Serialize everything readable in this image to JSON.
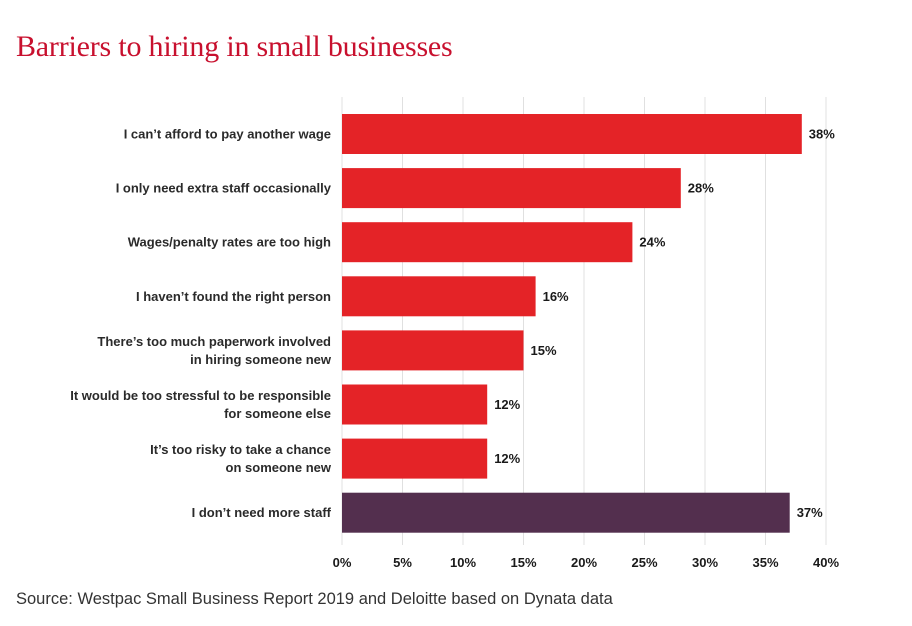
{
  "title": "Barriers to hiring in small businesses",
  "source": "Source: Westpac Small Business Report 2019 and Deloitte based on Dynata data",
  "colors": {
    "title": "#c8102e",
    "bar_primary": "#e42327",
    "bar_secondary": "#532f4e",
    "grid": "#e0e0e0"
  },
  "chart_data": {
    "type": "bar",
    "orientation": "horizontal",
    "categories": [
      [
        "I can’t afford to pay another wage"
      ],
      [
        "I only need extra staff occasionally"
      ],
      [
        "Wages/penalty rates are too high"
      ],
      [
        "I haven’t found the right person"
      ],
      [
        "There’s too much paperwork involved",
        "in hiring someone new"
      ],
      [
        "It would be too stressful to be responsible",
        "for someone else"
      ],
      [
        "It’s too risky to take a chance",
        "on someone new"
      ],
      [
        "I don’t need more staff"
      ]
    ],
    "values": [
      38,
      28,
      24,
      16,
      15,
      12,
      12,
      37
    ],
    "value_labels": [
      "38%",
      "28%",
      "24%",
      "16%",
      "15%",
      "12%",
      "12%",
      "37%"
    ],
    "bar_colors": [
      "#e42327",
      "#e42327",
      "#e42327",
      "#e42327",
      "#e42327",
      "#e42327",
      "#e42327",
      "#532f4e"
    ],
    "xlim": [
      0,
      40
    ],
    "x_ticks": [
      "0%",
      "5%",
      "10%",
      "15%",
      "20%",
      "25%",
      "30%",
      "35%",
      "40%"
    ],
    "grid": true,
    "legend": "none"
  }
}
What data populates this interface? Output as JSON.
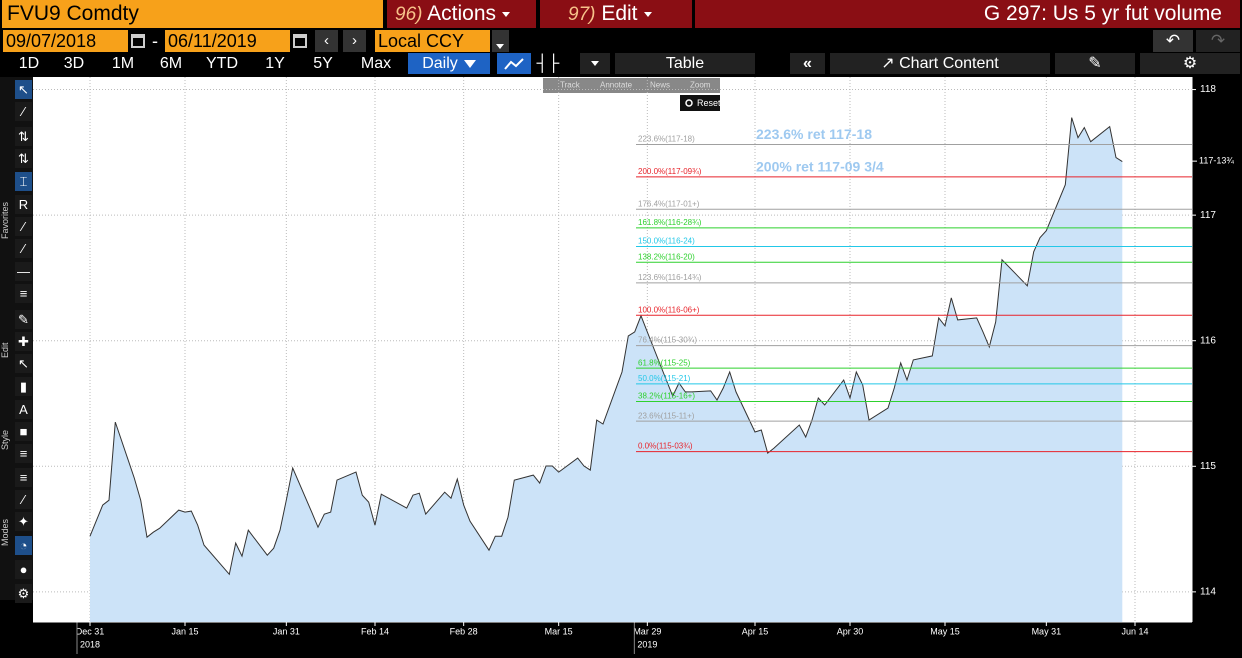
{
  "header": {
    "ticker": "FVU9 Comdty",
    "actions_num": "96)",
    "actions": "Actions",
    "edit_num": "97)",
    "edit": "Edit",
    "title": "G 297: Us 5 yr fut volume"
  },
  "controls": {
    "start_date": "09/07/2018",
    "dash": "-",
    "end_date": "06/11/2019",
    "currency": "Local CCY",
    "periods": [
      "1D",
      "3D",
      "1M",
      "6M",
      "YTD",
      "1Y",
      "5Y",
      "Max"
    ],
    "frequency": "Daily",
    "table": "Table",
    "chart_content": "Chart Content"
  },
  "sidebar": [
    "Favorites",
    "Edit",
    "Style",
    "Modes"
  ],
  "chart_tools": [
    "Track",
    "Annotate",
    "News",
    "Zoom"
  ],
  "reset": "Reset",
  "chart_data": {
    "type": "area",
    "color": "#333333",
    "fill": "#cce3f8",
    "grid": true,
    "x": [
      "2018-12-31",
      "2019-01-02",
      "2019-01-03",
      "2019-01-04",
      "2019-01-07",
      "2019-01-08",
      "2019-01-09",
      "2019-01-10",
      "2019-01-11",
      "2019-01-14",
      "2019-01-15",
      "2019-01-16",
      "2019-01-17",
      "2019-01-18",
      "2019-01-22",
      "2019-01-23",
      "2019-01-24",
      "2019-01-25",
      "2019-01-28",
      "2019-01-29",
      "2019-01-30",
      "2019-01-31",
      "2019-02-01",
      "2019-02-04",
      "2019-02-05",
      "2019-02-06",
      "2019-02-07",
      "2019-02-08",
      "2019-02-11",
      "2019-02-12",
      "2019-02-13",
      "2019-02-14",
      "2019-02-15",
      "2019-02-19",
      "2019-02-20",
      "2019-02-21",
      "2019-02-22",
      "2019-02-25",
      "2019-02-26",
      "2019-02-27",
      "2019-02-28",
      "2019-03-01",
      "2019-03-04",
      "2019-03-05",
      "2019-03-06",
      "2019-03-07",
      "2019-03-08",
      "2019-03-11",
      "2019-03-12",
      "2019-03-13",
      "2019-03-14",
      "2019-03-15",
      "2019-03-18",
      "2019-03-19",
      "2019-03-20",
      "2019-03-21",
      "2019-03-22",
      "2019-03-25",
      "2019-03-26",
      "2019-03-27",
      "2019-03-28",
      "2019-03-29",
      "2019-04-01",
      "2019-04-02",
      "2019-04-03",
      "2019-04-04",
      "2019-04-05",
      "2019-04-08",
      "2019-04-09",
      "2019-04-10",
      "2019-04-11",
      "2019-04-12",
      "2019-04-15",
      "2019-04-16",
      "2019-04-17",
      "2019-04-18",
      "2019-04-22",
      "2019-04-23",
      "2019-04-24",
      "2019-04-25",
      "2019-04-26",
      "2019-04-29",
      "2019-04-30",
      "2019-05-01",
      "2019-05-02",
      "2019-05-03",
      "2019-05-06",
      "2019-05-07",
      "2019-05-08",
      "2019-05-09",
      "2019-05-10",
      "2019-05-13",
      "2019-05-14",
      "2019-05-15",
      "2019-05-16",
      "2019-05-17",
      "2019-05-20",
      "2019-05-21",
      "2019-05-22",
      "2019-05-23",
      "2019-05-24",
      "2019-05-28",
      "2019-05-29",
      "2019-05-30",
      "2019-05-31",
      "2019-06-03",
      "2019-06-04",
      "2019-06-05",
      "2019-06-06",
      "2019-06-07",
      "2019-06-10",
      "2019-06-11",
      "2019-06-12"
    ],
    "values": [
      114.443,
      114.691,
      114.73,
      115.352,
      114.906,
      114.73,
      114.435,
      114.475,
      114.507,
      114.651,
      114.635,
      114.643,
      114.531,
      114.372,
      114.14,
      114.388,
      114.284,
      114.491,
      114.292,
      114.348,
      114.491,
      114.73,
      114.986,
      114.635,
      114.515,
      114.619,
      114.635,
      114.89,
      114.954,
      114.77,
      114.715,
      114.531,
      114.778,
      114.667,
      114.77,
      114.786,
      114.619,
      114.794,
      114.746,
      114.898,
      114.691,
      114.563,
      114.332,
      114.443,
      114.443,
      114.595,
      114.89,
      114.93,
      114.866,
      115.002,
      115.002,
      114.954,
      115.065,
      115.002,
      114.97,
      115.368,
      115.337,
      115.751,
      116.038,
      116.07,
      116.198,
      116.07,
      115.687,
      115.56,
      115.663,
      115.592,
      115.592,
      115.6,
      115.528,
      115.624,
      115.751,
      115.592,
      115.273,
      115.289,
      115.105,
      115.145,
      115.329,
      115.233,
      115.368,
      115.544,
      115.488,
      115.687,
      115.544,
      115.751,
      115.648,
      115.368,
      115.464,
      115.624,
      115.823,
      115.687,
      115.847,
      115.879,
      116.182,
      116.118,
      116.341,
      116.166,
      116.182,
      116.07,
      115.951,
      116.15,
      116.644,
      116.437,
      116.708,
      116.82,
      116.876,
      117.242,
      117.777,
      117.617,
      117.697,
      117.585,
      117.705,
      117.458,
      117.426
    ],
    "xlim": [
      "2018-12-22",
      "2019-06-23"
    ],
    "xticks": [
      {
        "value": "2018-12-31",
        "label": "Dec 31"
      },
      {
        "value": "2019-01-15",
        "label": "Jan 15"
      },
      {
        "value": "2019-01-31",
        "label": "Jan 31"
      },
      {
        "value": "2019-02-14",
        "label": "Feb 14"
      },
      {
        "value": "2019-02-28",
        "label": "Feb 28"
      },
      {
        "value": "2019-03-15",
        "label": "Mar 15"
      },
      {
        "value": "2019-03-29",
        "label": "Mar 29"
      },
      {
        "value": "2019-04-15",
        "label": "Apr 15"
      },
      {
        "value": "2019-04-30",
        "label": "Apr 30"
      },
      {
        "value": "2019-05-15",
        "label": "May 15"
      },
      {
        "value": "2019-05-31",
        "label": "May 31"
      },
      {
        "value": "2019-06-14",
        "label": "Jun 14"
      }
    ],
    "year_labels": [
      {
        "value": "2018-12-31",
        "label": "2018"
      },
      {
        "value": "2019-03-29",
        "label": "2019"
      }
    ],
    "ylim": [
      113.76,
      118.1
    ],
    "yticks": [
      114,
      115,
      116,
      117,
      118
    ],
    "last_price": {
      "value": 117.43,
      "label": "117-13¾"
    },
    "fib_levels": [
      {
        "label": "223.6%(117-18)",
        "value": 117.5625,
        "color": "#a0a0a0"
      },
      {
        "label": "200.0%(117-09¾)",
        "value": 117.3047,
        "color": "#e8232a"
      },
      {
        "label": "176.4%(117-01+)",
        "value": 117.0469,
        "color": "#a0a0a0"
      },
      {
        "label": "161.8%(116-28¾)",
        "value": 116.8984,
        "color": "#2ed12e"
      },
      {
        "label": "150.0%(116-24)",
        "value": 116.75,
        "color": "#22c8e8"
      },
      {
        "label": "138.2%(116-20)",
        "value": 116.625,
        "color": "#2ed12e"
      },
      {
        "label": "123.6%(116-14¾)",
        "value": 116.4609,
        "color": "#a0a0a0"
      },
      {
        "label": "100.0%(116-06+)",
        "value": 116.2031,
        "color": "#e8232a"
      },
      {
        "label": "76.4%(115-30¾)",
        "value": 115.9609,
        "color": "#a0a0a0"
      },
      {
        "label": "61.8%(115-25)",
        "value": 115.7813,
        "color": "#2ed12e"
      },
      {
        "label": "50.0%(115-21)",
        "value": 115.6563,
        "color": "#22c8e8"
      },
      {
        "label": "38.2%(115-16+)",
        "value": 115.5156,
        "color": "#2ed12e"
      },
      {
        "label": "23.6%(115-11+)",
        "value": 115.3594,
        "color": "#a0a0a0"
      },
      {
        "label": "0.0%(115-03¾)",
        "value": 115.1172,
        "color": "#e8232a"
      }
    ],
    "annotations": [
      "223.6% ret 117-18",
      "200% ret 117-09 3/4"
    ],
    "annotation_color": "#9ec9f0"
  }
}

####

Report every line in the data above in which the word "this" appears.

Serialize everything readable in this image to JSON.
What data populates this interface? Output as JSON.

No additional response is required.